> **SOURCE RECORDS**
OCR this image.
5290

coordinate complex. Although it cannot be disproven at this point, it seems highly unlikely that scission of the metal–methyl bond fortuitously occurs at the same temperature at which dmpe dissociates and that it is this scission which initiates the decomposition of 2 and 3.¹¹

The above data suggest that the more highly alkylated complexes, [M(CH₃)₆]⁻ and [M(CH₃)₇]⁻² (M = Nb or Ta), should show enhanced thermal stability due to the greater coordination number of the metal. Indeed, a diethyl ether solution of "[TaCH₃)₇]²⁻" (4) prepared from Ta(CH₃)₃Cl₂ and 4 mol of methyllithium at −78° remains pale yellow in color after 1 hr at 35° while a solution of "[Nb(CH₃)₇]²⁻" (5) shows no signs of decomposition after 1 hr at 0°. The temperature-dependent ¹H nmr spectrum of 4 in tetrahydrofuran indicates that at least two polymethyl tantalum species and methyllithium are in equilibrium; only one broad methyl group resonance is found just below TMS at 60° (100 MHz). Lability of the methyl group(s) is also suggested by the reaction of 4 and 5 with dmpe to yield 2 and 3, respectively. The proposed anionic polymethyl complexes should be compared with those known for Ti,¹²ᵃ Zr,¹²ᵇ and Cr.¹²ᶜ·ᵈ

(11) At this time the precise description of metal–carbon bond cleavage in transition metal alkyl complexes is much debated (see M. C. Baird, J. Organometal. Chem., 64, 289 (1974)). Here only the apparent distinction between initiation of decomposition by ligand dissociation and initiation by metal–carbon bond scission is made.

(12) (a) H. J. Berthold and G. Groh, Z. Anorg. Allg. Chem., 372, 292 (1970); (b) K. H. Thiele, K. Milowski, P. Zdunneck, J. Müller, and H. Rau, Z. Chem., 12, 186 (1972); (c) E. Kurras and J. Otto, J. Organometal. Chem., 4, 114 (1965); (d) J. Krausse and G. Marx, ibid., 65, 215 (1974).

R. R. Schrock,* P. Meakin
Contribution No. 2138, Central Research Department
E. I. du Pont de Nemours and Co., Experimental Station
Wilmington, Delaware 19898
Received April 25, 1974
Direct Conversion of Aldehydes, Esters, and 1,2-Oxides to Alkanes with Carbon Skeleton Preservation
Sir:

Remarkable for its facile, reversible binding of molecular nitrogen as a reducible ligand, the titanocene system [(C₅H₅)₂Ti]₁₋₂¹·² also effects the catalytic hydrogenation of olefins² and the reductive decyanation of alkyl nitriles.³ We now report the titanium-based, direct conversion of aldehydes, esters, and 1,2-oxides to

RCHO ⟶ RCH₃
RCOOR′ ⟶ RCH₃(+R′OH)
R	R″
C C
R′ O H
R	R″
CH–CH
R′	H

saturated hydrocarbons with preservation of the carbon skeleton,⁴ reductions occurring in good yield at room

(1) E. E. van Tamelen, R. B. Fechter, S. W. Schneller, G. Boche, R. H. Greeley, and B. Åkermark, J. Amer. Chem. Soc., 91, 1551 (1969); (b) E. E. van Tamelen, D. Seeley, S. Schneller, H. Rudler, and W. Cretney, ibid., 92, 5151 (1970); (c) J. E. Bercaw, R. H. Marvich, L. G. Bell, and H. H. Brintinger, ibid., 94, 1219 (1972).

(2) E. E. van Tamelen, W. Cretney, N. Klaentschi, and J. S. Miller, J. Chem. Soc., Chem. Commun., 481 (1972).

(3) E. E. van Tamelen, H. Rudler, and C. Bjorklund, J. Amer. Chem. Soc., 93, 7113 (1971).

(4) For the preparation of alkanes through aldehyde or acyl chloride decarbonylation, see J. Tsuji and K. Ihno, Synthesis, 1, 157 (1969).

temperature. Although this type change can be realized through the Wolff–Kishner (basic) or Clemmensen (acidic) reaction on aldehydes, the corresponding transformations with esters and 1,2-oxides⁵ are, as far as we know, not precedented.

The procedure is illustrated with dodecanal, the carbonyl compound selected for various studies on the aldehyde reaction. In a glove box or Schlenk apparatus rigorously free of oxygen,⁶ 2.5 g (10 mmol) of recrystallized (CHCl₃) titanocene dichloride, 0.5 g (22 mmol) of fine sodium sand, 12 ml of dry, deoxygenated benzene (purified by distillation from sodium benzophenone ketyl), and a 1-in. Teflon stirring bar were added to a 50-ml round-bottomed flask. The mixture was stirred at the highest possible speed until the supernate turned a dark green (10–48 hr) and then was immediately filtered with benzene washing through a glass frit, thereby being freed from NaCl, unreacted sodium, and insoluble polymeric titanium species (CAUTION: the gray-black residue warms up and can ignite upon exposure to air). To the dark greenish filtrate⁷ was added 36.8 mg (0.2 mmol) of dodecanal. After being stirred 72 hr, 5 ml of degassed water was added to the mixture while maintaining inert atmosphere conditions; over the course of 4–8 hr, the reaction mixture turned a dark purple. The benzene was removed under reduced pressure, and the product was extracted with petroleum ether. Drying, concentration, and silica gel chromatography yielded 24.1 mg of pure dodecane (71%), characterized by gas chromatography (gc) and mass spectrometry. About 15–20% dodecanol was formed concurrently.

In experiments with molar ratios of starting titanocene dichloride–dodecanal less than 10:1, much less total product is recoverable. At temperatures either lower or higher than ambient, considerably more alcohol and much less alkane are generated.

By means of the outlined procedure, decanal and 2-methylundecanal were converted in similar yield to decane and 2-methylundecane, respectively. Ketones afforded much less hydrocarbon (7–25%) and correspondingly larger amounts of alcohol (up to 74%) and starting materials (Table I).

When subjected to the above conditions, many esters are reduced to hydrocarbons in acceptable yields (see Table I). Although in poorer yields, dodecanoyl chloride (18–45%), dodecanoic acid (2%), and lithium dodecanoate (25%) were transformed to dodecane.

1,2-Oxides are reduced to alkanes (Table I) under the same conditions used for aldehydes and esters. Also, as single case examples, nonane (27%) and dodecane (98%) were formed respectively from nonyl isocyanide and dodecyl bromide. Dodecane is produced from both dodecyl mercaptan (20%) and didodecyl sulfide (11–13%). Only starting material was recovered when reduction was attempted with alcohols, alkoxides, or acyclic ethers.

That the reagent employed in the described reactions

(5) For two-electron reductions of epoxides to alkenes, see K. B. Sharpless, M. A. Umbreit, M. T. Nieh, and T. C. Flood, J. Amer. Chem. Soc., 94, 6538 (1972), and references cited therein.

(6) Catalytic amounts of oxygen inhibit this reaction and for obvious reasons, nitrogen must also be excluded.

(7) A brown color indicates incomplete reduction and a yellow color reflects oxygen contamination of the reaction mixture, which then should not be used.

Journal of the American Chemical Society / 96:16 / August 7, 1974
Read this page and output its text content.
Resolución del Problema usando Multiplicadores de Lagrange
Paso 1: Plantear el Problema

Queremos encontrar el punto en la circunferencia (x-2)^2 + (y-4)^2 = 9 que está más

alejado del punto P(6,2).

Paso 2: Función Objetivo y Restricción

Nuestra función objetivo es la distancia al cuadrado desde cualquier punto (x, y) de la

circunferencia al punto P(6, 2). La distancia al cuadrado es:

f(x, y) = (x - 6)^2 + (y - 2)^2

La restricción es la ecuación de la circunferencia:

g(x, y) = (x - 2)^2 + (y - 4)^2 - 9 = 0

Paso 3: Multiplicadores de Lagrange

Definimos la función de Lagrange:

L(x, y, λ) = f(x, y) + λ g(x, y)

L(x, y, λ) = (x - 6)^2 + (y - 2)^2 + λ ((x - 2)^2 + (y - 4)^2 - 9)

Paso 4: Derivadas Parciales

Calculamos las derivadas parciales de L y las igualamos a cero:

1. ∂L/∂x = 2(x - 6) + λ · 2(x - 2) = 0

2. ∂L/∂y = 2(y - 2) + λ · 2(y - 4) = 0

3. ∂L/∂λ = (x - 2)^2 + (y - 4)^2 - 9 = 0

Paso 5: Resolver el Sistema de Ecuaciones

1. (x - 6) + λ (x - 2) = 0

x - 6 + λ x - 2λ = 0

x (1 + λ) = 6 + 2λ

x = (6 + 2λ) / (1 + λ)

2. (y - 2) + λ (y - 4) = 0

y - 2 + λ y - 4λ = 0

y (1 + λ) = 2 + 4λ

> **WHAT IS NEEDED**
Nothing but the lines from the one with "Read this page and output its text content." through the end of the data above should be repeated, each exactly as it stands.

> **PROBLEM SOLUTION**
Read this page and output its text content.
Resolución del Problema usando Multiplicadores de Lagrange
Paso 1: Plantear el Problema

Queremos encontrar el punto en la circunferencia (x-2)^2 + (y-4)^2 = 9 que está más

alejado del punto P(6,2).

Paso 2: Función Objetivo y Restricción

Nuestra función objetivo es la distancia al cuadrado desde cualquier punto (x, y) de la

circunferencia al punto P(6, 2). La distancia al cuadrado es:

f(x, y) = (x - 6)^2 + (y - 2)^2

La restricción es la ecuación de la circunferencia:

g(x, y) = (x - 2)^2 + (y - 4)^2 - 9 = 0

Paso 3: Multiplicadores de Lagrange

Definimos la función de Lagrange:

L(x, y, λ) = f(x, y) + λ g(x, y)

L(x, y, λ) = (x - 6)^2 + (y - 2)^2 + λ ((x - 2)^2 + (y - 4)^2 - 9)

Paso 4: Derivadas Parciales

Calculamos las derivadas parciales de L y las igualamos a cero:

1. ∂L/∂x = 2(x - 6) + λ · 2(x - 2) = 0

2. ∂L/∂y = 2(y - 2) + λ · 2(y - 4) = 0

3. ∂L/∂λ = (x - 2)^2 + (y - 4)^2 - 9 = 0

Paso 5: Resolver el Sistema de Ecuaciones

1. (x - 6) + λ (x - 2) = 0

x - 6 + λ x - 2λ = 0

x (1 + λ) = 6 + 2λ

x = (6 + 2λ) / (1 + λ)

2. (y - 2) + λ (y - 4) = 0

y - 2 + λ y - 4λ = 0

y (1 + λ) = 2 + 4λ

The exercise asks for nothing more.